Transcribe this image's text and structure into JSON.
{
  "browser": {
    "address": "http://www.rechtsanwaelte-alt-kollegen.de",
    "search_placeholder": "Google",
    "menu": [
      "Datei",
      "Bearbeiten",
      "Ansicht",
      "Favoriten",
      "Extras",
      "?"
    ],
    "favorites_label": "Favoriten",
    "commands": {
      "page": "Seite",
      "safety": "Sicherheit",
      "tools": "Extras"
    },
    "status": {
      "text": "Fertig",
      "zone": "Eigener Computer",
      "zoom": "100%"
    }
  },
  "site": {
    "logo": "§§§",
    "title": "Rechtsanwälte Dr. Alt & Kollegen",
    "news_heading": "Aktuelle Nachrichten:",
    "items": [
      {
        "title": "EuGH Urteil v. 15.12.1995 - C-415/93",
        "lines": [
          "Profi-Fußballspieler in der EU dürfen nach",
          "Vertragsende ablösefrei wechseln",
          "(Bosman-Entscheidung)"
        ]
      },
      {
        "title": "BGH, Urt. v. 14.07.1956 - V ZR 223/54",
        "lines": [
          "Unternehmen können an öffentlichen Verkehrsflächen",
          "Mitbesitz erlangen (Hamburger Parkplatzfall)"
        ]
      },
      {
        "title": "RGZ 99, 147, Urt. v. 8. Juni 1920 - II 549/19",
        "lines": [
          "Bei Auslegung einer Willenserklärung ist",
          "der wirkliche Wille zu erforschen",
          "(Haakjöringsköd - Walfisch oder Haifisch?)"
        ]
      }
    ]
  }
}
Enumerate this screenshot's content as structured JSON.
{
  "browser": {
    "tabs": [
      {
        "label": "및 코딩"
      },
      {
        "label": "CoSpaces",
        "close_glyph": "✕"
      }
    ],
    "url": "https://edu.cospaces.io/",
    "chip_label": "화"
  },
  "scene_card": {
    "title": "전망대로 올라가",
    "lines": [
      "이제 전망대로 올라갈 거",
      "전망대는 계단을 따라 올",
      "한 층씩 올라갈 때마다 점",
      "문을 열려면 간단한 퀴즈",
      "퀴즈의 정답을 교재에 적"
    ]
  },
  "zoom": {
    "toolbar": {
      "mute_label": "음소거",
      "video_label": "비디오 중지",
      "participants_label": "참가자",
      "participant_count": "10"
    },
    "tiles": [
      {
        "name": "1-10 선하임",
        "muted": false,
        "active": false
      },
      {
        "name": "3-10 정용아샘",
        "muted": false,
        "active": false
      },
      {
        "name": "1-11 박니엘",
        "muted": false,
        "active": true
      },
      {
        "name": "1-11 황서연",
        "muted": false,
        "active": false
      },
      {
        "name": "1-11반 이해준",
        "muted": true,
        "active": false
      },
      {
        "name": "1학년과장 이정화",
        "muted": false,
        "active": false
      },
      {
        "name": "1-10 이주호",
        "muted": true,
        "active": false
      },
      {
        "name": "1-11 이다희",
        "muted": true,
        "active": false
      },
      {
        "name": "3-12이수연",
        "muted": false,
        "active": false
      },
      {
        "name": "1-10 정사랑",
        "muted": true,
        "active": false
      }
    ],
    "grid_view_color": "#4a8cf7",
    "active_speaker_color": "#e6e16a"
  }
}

--

* **Exercise**: Using the listing above, show every line that includes the string "this".

* **Exercise response**:
Transcribe this image's text and structure into JSON.
Enumerate this screenshot's content as structured JSON.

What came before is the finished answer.